» Exercise brief: Retype every entry in its entirety, without alteration.

─── Exercise materials

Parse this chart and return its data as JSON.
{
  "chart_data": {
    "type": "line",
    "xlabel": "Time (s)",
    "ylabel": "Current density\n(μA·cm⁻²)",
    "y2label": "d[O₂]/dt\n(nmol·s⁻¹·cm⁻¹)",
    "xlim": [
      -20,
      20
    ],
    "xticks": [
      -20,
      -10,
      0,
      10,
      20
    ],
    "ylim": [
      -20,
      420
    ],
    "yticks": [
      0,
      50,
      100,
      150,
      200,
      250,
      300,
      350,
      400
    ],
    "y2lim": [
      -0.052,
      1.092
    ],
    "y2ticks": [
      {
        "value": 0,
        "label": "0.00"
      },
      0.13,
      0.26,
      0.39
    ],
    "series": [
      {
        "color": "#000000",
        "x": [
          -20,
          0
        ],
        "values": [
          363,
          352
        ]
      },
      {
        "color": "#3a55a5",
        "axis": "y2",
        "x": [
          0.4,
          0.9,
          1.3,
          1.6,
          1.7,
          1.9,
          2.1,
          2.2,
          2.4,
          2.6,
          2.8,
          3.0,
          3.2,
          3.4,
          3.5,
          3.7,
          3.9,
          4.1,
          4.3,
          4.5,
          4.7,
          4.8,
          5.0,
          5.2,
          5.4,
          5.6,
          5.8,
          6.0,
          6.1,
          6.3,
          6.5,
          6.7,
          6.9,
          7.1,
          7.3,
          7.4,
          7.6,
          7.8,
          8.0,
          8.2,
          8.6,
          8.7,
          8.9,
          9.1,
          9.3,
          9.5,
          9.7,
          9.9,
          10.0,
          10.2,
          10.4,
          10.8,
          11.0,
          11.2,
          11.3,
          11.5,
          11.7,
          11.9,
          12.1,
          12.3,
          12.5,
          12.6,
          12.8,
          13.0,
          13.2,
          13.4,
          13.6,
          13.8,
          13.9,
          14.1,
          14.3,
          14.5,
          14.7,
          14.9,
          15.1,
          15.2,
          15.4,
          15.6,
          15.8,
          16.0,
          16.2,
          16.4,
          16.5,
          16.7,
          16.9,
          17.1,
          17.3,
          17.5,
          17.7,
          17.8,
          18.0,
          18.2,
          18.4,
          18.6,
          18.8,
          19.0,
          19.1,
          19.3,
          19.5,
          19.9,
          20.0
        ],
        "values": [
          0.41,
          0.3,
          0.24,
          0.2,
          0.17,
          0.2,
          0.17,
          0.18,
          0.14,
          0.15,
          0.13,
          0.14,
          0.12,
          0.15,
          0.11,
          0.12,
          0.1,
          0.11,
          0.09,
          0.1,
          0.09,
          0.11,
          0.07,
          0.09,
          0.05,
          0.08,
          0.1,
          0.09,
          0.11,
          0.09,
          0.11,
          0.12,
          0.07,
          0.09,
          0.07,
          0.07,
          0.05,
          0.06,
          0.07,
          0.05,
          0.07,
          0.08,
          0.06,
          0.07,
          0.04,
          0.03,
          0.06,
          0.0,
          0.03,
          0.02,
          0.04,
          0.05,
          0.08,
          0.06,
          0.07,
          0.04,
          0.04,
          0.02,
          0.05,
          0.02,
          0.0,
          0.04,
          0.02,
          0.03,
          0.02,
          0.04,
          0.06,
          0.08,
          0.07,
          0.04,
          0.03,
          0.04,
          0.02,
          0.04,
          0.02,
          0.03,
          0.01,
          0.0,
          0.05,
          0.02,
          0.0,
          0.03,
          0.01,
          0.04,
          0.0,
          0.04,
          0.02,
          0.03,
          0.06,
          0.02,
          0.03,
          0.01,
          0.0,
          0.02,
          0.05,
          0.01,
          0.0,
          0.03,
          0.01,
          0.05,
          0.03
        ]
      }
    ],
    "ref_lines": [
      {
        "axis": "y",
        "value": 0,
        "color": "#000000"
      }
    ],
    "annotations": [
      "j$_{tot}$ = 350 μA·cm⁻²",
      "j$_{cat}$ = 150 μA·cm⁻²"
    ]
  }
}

──────

» Full output:
Parse this chart and return its data as JSON.
{
  "chart_data": {
    "type": "line",
    "xlabel": "Time (s)",
    "ylabel": "Current density\n(μA·cm⁻²)",
    "y2label": "d[O₂]/dt\n(nmol·s⁻¹·cm⁻¹)",
    "xlim": [
      -20,
      20
    ],
    "xticks": [
      -20,
      -10,
      0,
      10,
      20
    ],
    "ylim": [
      -20,
      420
    ],
    "yticks": [
      0,
      50,
      100,
      150,
      200,
      250,
      300,
      350,
      400
    ],
    "y2lim": [
      -0.052,
      1.092
    ],
    "y2ticks": [
      {
        "value": 0,
        "label": "0.00"
      },
      0.13,
      0.26,
      0.39
    ],
    "series": [
      {
        "color": "#000000",
        "x": [
          -20,
          0
        ],
        "values": [
          363,
          352
        ]
      },
      {
        "color": "#3a55a5",
        "axis": "y2",
        "x": [
          0.4,
          0.9,
          1.3,
          1.6,
          1.7,
          1.9,
          2.1,
          2.2,
          2.4,
          2.6,
          2.8,
          3.0,
          3.2,
          3.4,
          3.5,
          3.7,
          3.9,
          4.1,
          4.3,
          4.5,
          4.7,
          4.8,
          5.0,
          5.2,
          5.4,
          5.6,
          5.8,
          6.0,
          6.1,
          6.3,
          6.5,
          6.7,
          6.9,
          7.1,
          7.3,
          7.4,
          7.6,
          7.8,
          8.0,
          8.2,
          8.6,
          8.7,
          8.9,
          9.1,
          9.3,
          9.5,
          9.7,
          9.9,
          10.0,
          10.2,
          10.4,
          10.8,
          11.0,
          11.2,
          11.3,
          11.5,
          11.7,
          11.9,
          12.1,
          12.3,
          12.5,
          12.6,
          12.8,
          13.0,
          13.2,
          13.4,
          13.6,
          13.8,
          13.9,
          14.1,
          14.3,
          14.5,
          14.7,
          14.9,
          15.1,
          15.2,
          15.4,
          15.6,
          15.8,
          16.0,
          16.2,
          16.4,
          16.5,
          16.7,
          16.9,
          17.1,
          17.3,
          17.5,
          17.7,
          17.8,
          18.0,
          18.2,
          18.4,
          18.6,
          18.8,
          19.0,
          19.1,
          19.3,
          19.5,
          19.9,
          20.0
        ],
        "values": [
          0.41,
          0.3,
          0.24,
          0.2,
          0.17,
          0.2,
          0.17,
          0.18,
          0.14,
          0.15,
          0.13,
          0.14,
          0.12,
          0.15,
          0.11,
          0.12,
          0.1,
          0.11,
          0.09,
          0.1,
          0.09,
          0.11,
          0.07,
          0.09,
          0.05,
          0.08,
          0.1,
          0.09,
          0.11,
          0.09,
          0.11,
          0.12,
          0.07,
          0.09,
          0.07,
          0.07,
          0.05,
          0.06,
          0.07,
          0.05,
          0.07,
          0.08,
          0.06,
          0.07,
          0.04,
          0.03,
          0.06,
          0.0,
          0.03,
          0.02,
          0.04,
          0.05,
          0.08,
          0.06,
          0.07,
          0.04,
          0.04,
          0.02,
          0.05,
          0.02,
          0.0,
          0.04,
          0.02,
          0.03,
          0.02,
          0.04,
          0.06,
          0.08,
          0.07,
          0.04,
          0.03,
          0.04,
          0.02,
          0.04,
          0.02,
          0.03,
          0.01,
          0.0,
          0.05,
          0.02,
          0.0,
          0.03,
          0.01,
          0.04,
          0.0,
          0.04,
          0.02,
          0.03,
          0.06,
          0.02,
          0.03,
          0.01,
          0.0,
          0.02,
          0.05,
          0.01,
          0.0,
          0.03,
          0.01,
          0.05,
          0.03
        ]
      }
    ],
    "ref_lines": [
      {
        "axis": "y",
        "value": 0,
        "color": "#000000"
      }
    ],
    "annotations": [
      "j$_{tot}$ = 350 μA·cm⁻²",
      "j$_{cat}$ = 150 μA·cm⁻²"
    ]
  }
}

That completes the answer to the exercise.